(Data tied to figure images)
━━━━━━━━━━━━━━━━━━━━

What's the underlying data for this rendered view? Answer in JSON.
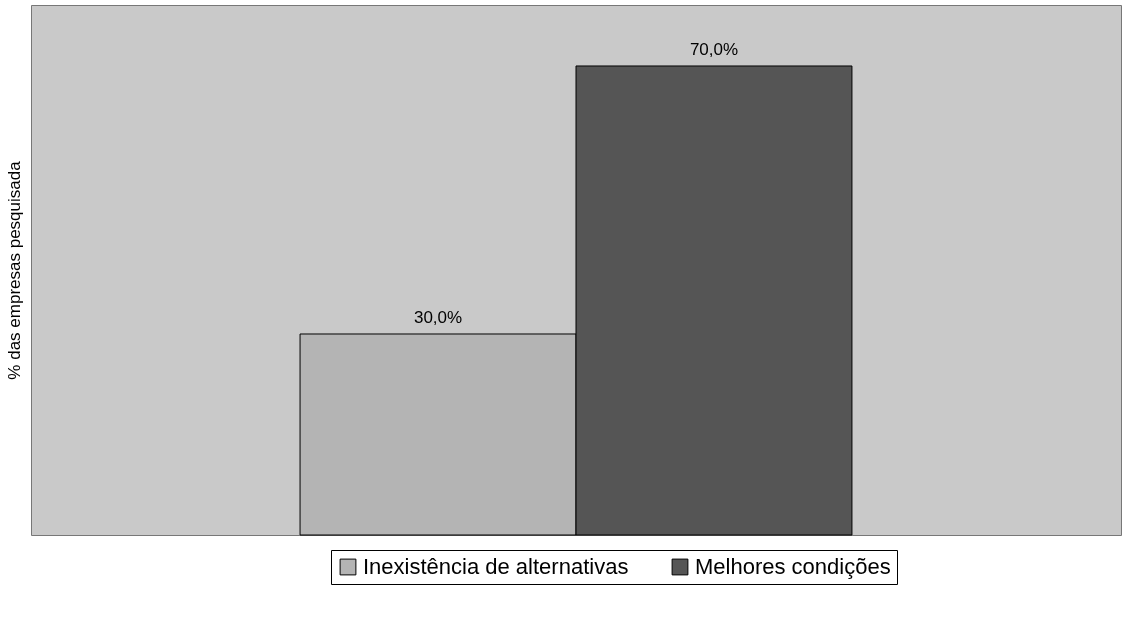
{
  "chart_data": {
    "type": "bar",
    "ylabel": "% das empresas pesquisada",
    "categories": [
      null
    ],
    "series": [
      {
        "name": "Inexistência de alternativas",
        "color": "#b4b4b4",
        "values": [
          30
        ],
        "value_labels": [
          "30,0%"
        ]
      },
      {
        "name": "Melhores condições",
        "color": "#555555",
        "values": [
          70
        ],
        "value_labels": [
          "70,0%"
        ]
      }
    ],
    "legend": "bottom"
  }
}
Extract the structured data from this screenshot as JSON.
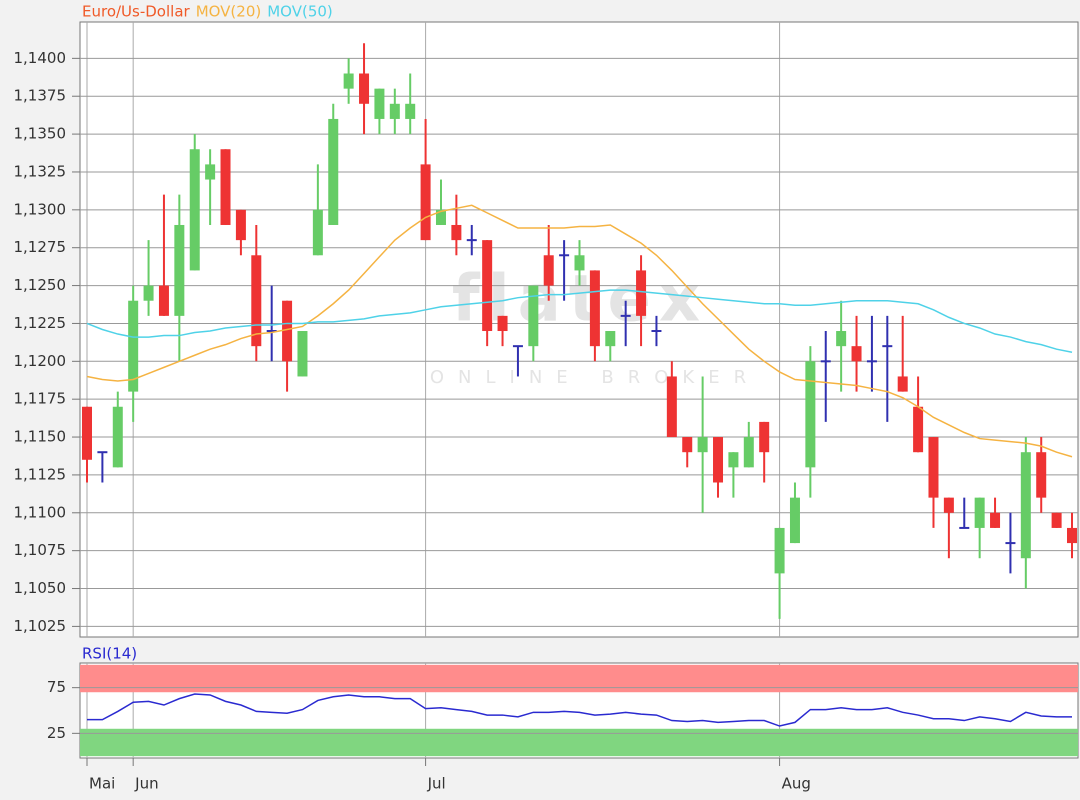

━━━━━━━━━━━━━━━━━━━━

**What to produce**:
Omit the pictures and reproduce the listing exactly.

**Exercise response**:
What's the underlying data for this rendered view? Answer in JSON.
{
  "chart_data": {
    "type": "bar",
    "ylabel": "% das empresas pesquisada",
    "categories": [
      null
    ],
    "series": [
      {
        "name": "Inexistência de alternativas",
        "color": "#b4b4b4",
        "values": [
          30
        ],
        "value_labels": [
          "30,0%"
        ]
      },
      {
        "name": "Melhores condições",
        "color": "#555555",
        "values": [
          70
        ],
        "value_labels": [
          "70,0%"
        ]
      }
    ],
    "legend": "bottom"
  }
}
Extract the structured data from this screenshot as JSON.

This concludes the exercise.